_The problem_
Repeat the records below exactly, leaving out every picture.

_Records shown_
---+---

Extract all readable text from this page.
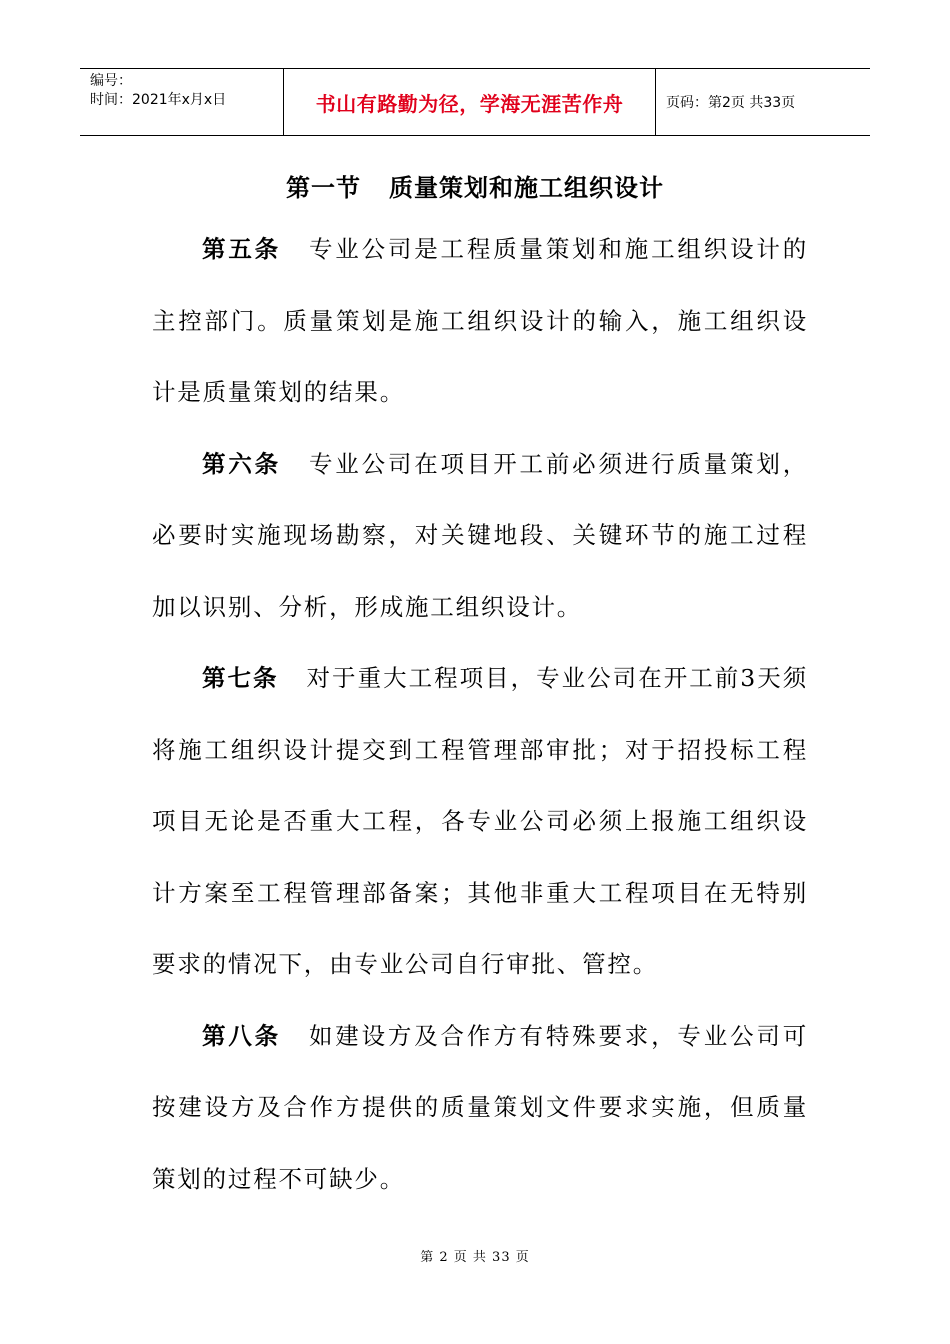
编号：
时间：2021年x月x日	书山有路勤为径，学海无涯苦作舟	页码：第2页 共33页
第一节   质量策划和施工组织设计

第五条 专业公司是工程质量策划和施工组织设计的主控部门。质量策划是施工组织设计的输入，施工组织设计是质量策划的结果。

第六条 专业公司在项目开工前必须进行质量策划，必要时实施现场勘察，对关键地段、关键环节的施工过程加以识别、分析，形成施工组织设计。

第七条 对于重大工程项目，专业公司在开工前3天须将施工组织设计提交到工程管理部审批；对于招投标工程项目无论是否重大工程，各专业公司必须上报施工组织设计方案至工程管理部备案；其他非重大工程项目在无特别要求的情况下，由专业公司自行审批、管控。

第八条 如建设方及合作方有特殊要求，专业公司可按建设方及合作方提供的质量策划文件要求实施，但质量策划的过程不可缺少。

第 2 页 共 33 页
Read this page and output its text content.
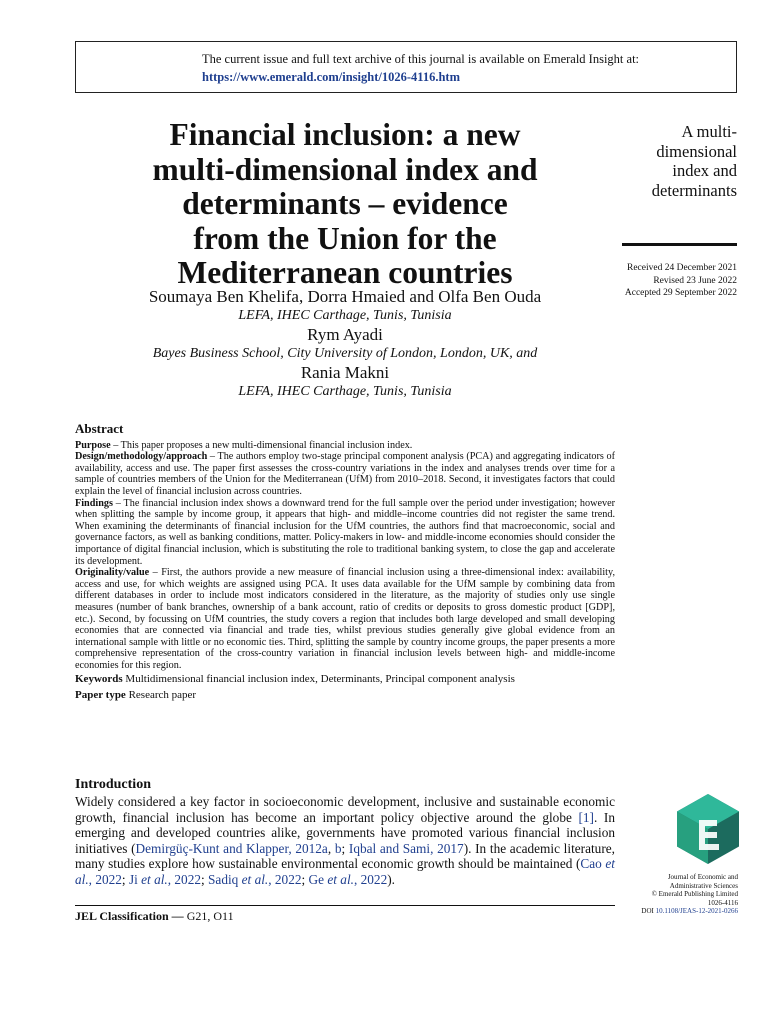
The current issue and full text archive of this journal is available on Emerald Insight at:
https://www.emerald.com/insight/1026-4116.htm
Financial inclusion: a new
multi-dimensional index and
determinants – evidence
from the Union for the
Mediterranean countries
A multi-
dimensional
index and
determinants
Received 24 December 2021
Revised 23 June 2022
Accepted 29 September 2022
Soumaya Ben Khelifa, Dorra Hmaied and Olfa Ben Ouda
LEFA, IHEC Carthage, Tunis, Tunisia
Rym Ayadi
Bayes Business School, City University of London, London, UK, and
Rania Makni
LEFA, IHEC Carthage, Tunis, Tunisia
Abstract
Purpose – This paper proposes a new multi-dimensional financial inclusion index.
Design/methodology/approach – The authors employ two-stage principal component analysis (PCA) and aggregating indicators of availability, access and use. The paper first assesses the cross-country variations in the index and analyses trends over time for a sample of countries members of the Union for the Mediterranean (UfM) from 2010–2018. Second, it investigates factors that could explain the level of financial inclusion across countries.
Findings – The financial inclusion index shows a downward trend for the full sample over the period under investigation; however when splitting the sample by income group, it appears that high- and middle–income countries did not register the same trend. When examining the determinants of financial inclusion for the UfM countries, the authors find that macroeconomic, social and governance factors, as well as banking conditions, matter. Policy-makers in low- and middle-income economies should consider the importance of digital financial inclusion, which is substituting the role to traditional banking system, to close the gap and accelerate its development.
Originality/value – First, the authors provide a new measure of financial inclusion using a three-dimensional index: availability, access and use, for which weights are assigned using PCA. It uses data available for the UfM sample by combining data from different databases in order to include most indicators considered in the literature, as the majority of studies only use single measures (number of bank branches, ownership of a bank account, ratio of credits or deposits to gross domestic product [GDP], etc.). Second, by focussing on UfM countries, the study covers a region that includes both large developed and small developing economies that are connected via financial and trade ties, whilst previous studies generally give global evidence from an international sample with little or no economic ties. Third, splitting the sample by country income groups, the paper presents a more comprehensive representation of the cross-country variation in financial inclusion levels between high- and middle-income economies for this region.
Keywords Multidimensional financial inclusion index, Determinants, Principal component analysis
Paper type Research paper
Introduction

Widely considered a key factor in socioeconomic development, inclusive and sustainable economic growth, financial inclusion has become an important policy objective around the globe [1]. In emerging and developed countries alike, governments have promoted various financial inclusion initiatives (Demirgüç-Kunt and Klapper, 2012a, b; Iqbal and Sami, 2017). In the academic literature, many studies explore how sustainable environmental economic growth should be maintained (Cao et al., 2022; Ji et al., 2022; Sadiq et al., 2022; Ge et al., 2022).

JEL Classification — G21, O11
Journal of Economic and
Administrative Sciences
© Emerald Publishing Limited
1026-4116
DOI 10.1108/JEAS-12-2021-0266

---+---

_The result_
Extract all readable text from this page.
编号：
时间：2021年x月x日	书山有路勤为径，学海无涯苦作舟	页码：第2页 共33页
第一节   质量策划和施工组织设计

第五条 专业公司是工程质量策划和施工组织设计的主控部门。质量策划是施工组织设计的输入，施工组织设计是质量策划的结果。

第六条 专业公司在项目开工前必须进行质量策划，必要时实施现场勘察，对关键地段、关键环节的施工过程加以识别、分析，形成施工组织设计。

第七条 对于重大工程项目，专业公司在开工前3天须将施工组织设计提交到工程管理部审批；对于招投标工程项目无论是否重大工程，各专业公司必须上报施工组织设计方案至工程管理部备案；其他非重大工程项目在无特别要求的情况下，由专业公司自行审批、管控。

第八条 如建设方及合作方有特殊要求，专业公司可按建设方及合作方提供的质量策划文件要求实施，但质量策划的过程不可缺少。

第 2 页 共 33 页
Read this page and output its text content.
The current issue and full text archive of this journal is available on Emerald Insight at:
https://www.emerald.com/insight/1026-4116.htm
Financial inclusion: a new
multi-dimensional index and
determinants – evidence
from the Union for the
Mediterranean countries
A multi-
dimensional
index and
determinants
Received 24 December 2021
Revised 23 June 2022
Accepted 29 September 2022
Soumaya Ben Khelifa, Dorra Hmaied and Olfa Ben Ouda
LEFA, IHEC Carthage, Tunis, Tunisia
Rym Ayadi
Bayes Business School, City University of London, London, UK, and
Rania Makni
LEFA, IHEC Carthage, Tunis, Tunisia
Abstract
Purpose – This paper proposes a new multi-dimensional financial inclusion index.
Design/methodology/approach – The authors employ two-stage principal component analysis (PCA) and aggregating indicators of availability, access and use. The paper first assesses the cross-country variations in the index and analyses trends over time for a sample of countries members of the Union for the Mediterranean (UfM) from 2010–2018. Second, it investigates factors that could explain the level of financial inclusion across countries.
Findings – The financial inclusion index shows a downward trend for the full sample over the period under investigation; however when splitting the sample by income group, it appears that high- and middle–income countries did not register the same trend. When examining the determinants of financial inclusion for the UfM countries, the authors find that macroeconomic, social and governance factors, as well as banking conditions, matter. Policy-makers in low- and middle-income economies should consider the importance of digital financial inclusion, which is substituting the role to traditional banking system, to close the gap and accelerate its development.
Originality/value – First, the authors provide a new measure of financial inclusion using a three-dimensional index: availability, access and use, for which weights are assigned using PCA. It uses data available for the UfM sample by combining data from different databases in order to include most indicators considered in the literature, as the majority of studies only use single measures (number of bank branches, ownership of a bank account, ratio of credits or deposits to gross domestic product [GDP], etc.). Second, by focussing on UfM countries, the study covers a region that includes both large developed and small developing economies that are connected via financial and trade ties, whilst previous studies generally give global evidence from an international sample with little or no economic ties. Third, splitting the sample by country income groups, the paper presents a more comprehensive representation of the cross-country variation in financial inclusion levels between high- and middle-income economies for this region.
Keywords Multidimensional financial inclusion index, Determinants, Principal component analysis
Paper type Research paper
Introduction

Widely considered a key factor in socioeconomic development, inclusive and sustainable economic growth, financial inclusion has become an important policy objective around the globe [1]. In emerging and developed countries alike, governments have promoted various financial inclusion initiatives (Demirgüç-Kunt and Klapper, 2012a, b; Iqbal and Sami, 2017). In the academic literature, many studies explore how sustainable environmental economic growth should be maintained (Cao et al., 2022; Ji et al., 2022; Sadiq et al., 2022; Ge et al., 2022).

JEL Classification — G21, O11
Journal of Economic and
Administrative Sciences
© Emerald Publishing Limited
1026-4116
DOI 10.1108/JEAS-12-2021-0266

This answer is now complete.